EXERCISE TASK.
Print the lines exactly as they stand, from the one containing "- home-icon: ⌂: [9, 4, 14, 12]" through the one containing "- nav-rows: 新闻发布", with both of those lines included.

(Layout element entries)
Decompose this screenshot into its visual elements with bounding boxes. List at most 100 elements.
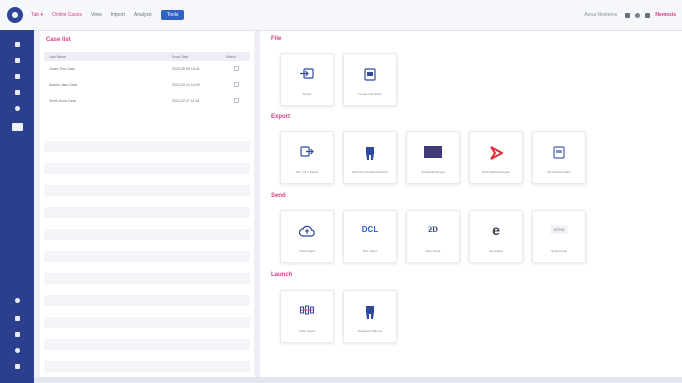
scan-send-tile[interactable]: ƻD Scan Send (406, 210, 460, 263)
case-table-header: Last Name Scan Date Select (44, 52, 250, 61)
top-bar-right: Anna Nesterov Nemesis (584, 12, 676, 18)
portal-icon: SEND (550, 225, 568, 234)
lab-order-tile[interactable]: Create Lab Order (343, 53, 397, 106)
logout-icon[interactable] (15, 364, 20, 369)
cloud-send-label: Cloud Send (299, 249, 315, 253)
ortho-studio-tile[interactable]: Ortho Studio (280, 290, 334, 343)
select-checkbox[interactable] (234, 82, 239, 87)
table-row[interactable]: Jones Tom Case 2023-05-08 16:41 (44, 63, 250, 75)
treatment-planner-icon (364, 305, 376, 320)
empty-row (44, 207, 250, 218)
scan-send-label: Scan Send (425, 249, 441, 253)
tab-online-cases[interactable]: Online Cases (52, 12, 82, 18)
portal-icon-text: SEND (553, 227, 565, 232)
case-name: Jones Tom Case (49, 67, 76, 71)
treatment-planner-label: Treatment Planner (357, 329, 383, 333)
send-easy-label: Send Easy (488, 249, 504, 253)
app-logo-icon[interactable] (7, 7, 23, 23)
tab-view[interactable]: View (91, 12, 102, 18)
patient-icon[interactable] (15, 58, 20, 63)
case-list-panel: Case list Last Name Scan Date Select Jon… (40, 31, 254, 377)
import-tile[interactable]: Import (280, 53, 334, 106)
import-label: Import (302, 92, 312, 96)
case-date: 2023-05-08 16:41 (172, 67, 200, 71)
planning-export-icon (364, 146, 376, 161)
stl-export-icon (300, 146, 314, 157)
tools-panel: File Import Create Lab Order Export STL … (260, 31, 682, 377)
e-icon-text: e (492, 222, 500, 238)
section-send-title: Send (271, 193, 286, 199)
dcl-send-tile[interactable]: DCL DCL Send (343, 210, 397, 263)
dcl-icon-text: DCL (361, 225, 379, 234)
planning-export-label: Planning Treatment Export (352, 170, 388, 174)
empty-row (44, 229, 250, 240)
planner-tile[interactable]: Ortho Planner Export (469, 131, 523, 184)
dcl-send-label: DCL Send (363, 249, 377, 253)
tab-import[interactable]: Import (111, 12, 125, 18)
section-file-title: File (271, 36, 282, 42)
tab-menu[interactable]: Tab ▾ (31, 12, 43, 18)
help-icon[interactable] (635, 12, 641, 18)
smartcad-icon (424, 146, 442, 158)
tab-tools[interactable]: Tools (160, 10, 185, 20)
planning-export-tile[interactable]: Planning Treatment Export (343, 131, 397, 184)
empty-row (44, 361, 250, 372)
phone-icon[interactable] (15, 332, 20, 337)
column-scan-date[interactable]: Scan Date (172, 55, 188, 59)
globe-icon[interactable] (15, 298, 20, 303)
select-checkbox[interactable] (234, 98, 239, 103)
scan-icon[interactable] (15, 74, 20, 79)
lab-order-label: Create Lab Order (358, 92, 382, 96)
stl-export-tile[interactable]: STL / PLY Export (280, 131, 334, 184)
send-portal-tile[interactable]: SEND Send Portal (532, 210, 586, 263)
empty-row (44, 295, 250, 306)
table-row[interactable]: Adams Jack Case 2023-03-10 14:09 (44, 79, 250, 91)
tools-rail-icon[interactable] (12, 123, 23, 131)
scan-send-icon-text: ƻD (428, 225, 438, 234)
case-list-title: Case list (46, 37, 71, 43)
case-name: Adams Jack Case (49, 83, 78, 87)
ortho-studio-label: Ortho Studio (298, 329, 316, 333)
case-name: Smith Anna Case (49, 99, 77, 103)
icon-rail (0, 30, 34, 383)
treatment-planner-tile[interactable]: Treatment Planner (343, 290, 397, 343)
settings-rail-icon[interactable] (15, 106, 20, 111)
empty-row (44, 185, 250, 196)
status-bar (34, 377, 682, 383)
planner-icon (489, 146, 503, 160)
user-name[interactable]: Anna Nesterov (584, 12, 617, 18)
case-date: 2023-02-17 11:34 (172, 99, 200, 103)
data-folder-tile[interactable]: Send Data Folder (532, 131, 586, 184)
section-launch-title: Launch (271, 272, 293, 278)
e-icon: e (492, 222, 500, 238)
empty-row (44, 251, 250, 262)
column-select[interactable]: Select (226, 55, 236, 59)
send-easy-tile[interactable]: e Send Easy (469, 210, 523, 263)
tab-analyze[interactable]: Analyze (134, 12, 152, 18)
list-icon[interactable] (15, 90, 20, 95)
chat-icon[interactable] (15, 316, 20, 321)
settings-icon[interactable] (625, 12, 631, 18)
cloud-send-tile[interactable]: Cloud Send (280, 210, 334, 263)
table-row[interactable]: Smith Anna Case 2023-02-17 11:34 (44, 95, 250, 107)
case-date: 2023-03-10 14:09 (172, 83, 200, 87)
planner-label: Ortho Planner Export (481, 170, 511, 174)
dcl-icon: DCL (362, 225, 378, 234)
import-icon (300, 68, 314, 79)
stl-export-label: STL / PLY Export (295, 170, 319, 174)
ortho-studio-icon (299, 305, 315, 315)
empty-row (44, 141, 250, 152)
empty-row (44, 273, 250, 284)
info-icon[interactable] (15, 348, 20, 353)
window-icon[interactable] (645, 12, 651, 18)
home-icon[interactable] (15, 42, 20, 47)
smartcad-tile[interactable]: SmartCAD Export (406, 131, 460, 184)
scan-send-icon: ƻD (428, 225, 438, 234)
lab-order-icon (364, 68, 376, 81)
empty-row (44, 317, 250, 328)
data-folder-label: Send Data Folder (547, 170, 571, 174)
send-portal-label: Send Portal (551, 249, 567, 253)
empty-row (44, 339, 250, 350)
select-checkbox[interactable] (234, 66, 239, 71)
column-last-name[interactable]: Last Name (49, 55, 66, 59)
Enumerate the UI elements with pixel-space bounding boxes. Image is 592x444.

---

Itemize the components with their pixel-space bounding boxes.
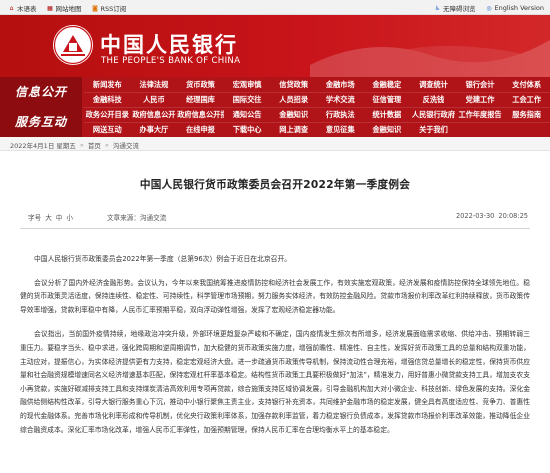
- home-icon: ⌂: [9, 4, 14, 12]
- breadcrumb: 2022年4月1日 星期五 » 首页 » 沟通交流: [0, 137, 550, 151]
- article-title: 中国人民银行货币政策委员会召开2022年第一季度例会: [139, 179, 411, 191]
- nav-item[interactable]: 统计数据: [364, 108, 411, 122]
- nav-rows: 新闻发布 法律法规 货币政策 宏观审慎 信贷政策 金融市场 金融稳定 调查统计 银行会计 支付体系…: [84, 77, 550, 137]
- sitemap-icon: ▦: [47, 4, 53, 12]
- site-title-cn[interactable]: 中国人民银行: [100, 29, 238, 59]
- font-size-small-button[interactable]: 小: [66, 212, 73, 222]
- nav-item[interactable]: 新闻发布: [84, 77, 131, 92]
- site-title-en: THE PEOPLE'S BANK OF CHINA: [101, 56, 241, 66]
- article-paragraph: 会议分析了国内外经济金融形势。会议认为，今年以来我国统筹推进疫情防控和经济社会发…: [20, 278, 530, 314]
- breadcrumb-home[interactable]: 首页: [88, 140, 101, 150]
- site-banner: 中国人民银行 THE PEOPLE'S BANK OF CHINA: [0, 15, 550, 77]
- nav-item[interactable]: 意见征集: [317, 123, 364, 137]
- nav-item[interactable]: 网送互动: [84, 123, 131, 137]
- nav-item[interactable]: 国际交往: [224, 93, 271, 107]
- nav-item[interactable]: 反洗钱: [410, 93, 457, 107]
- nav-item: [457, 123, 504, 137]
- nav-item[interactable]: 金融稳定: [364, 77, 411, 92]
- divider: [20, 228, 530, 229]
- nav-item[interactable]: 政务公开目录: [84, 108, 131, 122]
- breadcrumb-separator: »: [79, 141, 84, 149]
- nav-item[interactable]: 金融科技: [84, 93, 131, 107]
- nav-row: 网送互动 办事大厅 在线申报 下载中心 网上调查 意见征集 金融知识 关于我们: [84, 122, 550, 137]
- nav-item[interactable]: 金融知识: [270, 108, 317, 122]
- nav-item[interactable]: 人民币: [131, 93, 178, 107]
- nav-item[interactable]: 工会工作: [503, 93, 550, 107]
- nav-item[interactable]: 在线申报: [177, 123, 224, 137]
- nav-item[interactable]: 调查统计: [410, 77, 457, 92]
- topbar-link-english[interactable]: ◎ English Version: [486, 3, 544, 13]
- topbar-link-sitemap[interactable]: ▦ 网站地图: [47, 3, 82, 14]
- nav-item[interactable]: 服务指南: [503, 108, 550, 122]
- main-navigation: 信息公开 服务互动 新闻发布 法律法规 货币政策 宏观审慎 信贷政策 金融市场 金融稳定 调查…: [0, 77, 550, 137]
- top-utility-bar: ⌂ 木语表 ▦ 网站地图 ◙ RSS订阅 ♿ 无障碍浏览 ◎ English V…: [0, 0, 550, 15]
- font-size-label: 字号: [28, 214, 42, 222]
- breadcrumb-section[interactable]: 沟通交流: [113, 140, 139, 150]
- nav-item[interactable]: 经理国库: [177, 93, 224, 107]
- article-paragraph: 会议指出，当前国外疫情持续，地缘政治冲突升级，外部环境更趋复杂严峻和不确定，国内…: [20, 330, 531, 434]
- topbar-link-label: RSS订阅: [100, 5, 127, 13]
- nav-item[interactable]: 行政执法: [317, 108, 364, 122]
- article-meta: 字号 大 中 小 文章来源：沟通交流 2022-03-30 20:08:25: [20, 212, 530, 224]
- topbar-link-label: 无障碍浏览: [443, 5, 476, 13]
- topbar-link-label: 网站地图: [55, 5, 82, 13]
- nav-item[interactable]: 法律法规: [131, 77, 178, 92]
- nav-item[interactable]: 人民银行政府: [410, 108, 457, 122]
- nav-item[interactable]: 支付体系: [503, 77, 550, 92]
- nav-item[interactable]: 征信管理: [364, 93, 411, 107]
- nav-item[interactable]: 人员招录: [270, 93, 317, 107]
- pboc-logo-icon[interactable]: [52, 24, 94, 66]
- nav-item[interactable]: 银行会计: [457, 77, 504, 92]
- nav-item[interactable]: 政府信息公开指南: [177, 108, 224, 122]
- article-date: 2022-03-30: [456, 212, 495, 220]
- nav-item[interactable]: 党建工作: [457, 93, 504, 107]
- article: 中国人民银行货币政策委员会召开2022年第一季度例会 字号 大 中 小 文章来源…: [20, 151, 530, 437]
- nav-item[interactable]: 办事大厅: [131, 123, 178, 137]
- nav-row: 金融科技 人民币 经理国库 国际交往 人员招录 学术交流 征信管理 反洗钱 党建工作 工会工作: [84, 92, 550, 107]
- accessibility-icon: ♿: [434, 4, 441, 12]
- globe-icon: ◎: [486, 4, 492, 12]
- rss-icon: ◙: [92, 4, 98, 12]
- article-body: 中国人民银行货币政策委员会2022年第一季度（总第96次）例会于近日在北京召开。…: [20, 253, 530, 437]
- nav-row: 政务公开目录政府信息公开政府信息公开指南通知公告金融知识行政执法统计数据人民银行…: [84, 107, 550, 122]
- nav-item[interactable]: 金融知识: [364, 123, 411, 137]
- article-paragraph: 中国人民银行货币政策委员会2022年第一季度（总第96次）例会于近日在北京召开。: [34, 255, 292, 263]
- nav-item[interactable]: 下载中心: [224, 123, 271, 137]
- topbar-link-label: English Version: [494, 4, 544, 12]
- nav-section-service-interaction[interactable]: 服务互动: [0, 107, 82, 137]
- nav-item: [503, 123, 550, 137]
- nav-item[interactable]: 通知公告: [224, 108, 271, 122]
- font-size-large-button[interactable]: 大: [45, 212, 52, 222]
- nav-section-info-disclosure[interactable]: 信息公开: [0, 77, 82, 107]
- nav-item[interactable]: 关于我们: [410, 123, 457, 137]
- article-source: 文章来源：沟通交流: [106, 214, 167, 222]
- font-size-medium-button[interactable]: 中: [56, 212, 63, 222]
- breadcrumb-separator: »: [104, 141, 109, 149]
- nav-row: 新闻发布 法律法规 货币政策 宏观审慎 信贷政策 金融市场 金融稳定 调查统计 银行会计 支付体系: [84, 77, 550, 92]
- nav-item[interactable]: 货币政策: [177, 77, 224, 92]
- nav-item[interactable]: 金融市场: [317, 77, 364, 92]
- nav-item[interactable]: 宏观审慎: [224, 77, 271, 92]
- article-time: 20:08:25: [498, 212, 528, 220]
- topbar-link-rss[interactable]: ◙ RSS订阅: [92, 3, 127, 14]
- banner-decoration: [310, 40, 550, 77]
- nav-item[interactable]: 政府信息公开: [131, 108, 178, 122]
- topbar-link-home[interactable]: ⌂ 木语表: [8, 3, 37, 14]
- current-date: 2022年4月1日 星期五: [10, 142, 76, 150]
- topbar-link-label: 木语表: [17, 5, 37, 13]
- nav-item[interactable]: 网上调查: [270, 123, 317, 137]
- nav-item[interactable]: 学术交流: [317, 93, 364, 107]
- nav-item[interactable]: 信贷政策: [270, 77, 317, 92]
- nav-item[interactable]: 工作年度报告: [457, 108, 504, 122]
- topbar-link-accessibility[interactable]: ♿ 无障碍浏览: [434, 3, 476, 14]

FULL ANSWER.
- home-icon: ⌂: [9, 4, 14, 12]
- breadcrumb: 2022年4月1日 星期五 » 首页 » 沟通交流: [0, 137, 550, 151]
- article-title: 中国人民银行货币政策委员会召开2022年第一季度例会: [139, 179, 411, 191]
- nav-item[interactable]: 统计数据: [364, 108, 411, 122]
- nav-rows: 新闻发布 法律法规 货币政策 宏观审慎 信贷政策 金融市场 金融稳定 调查统计 银行会计 支付体系…: [84, 77, 550, 137]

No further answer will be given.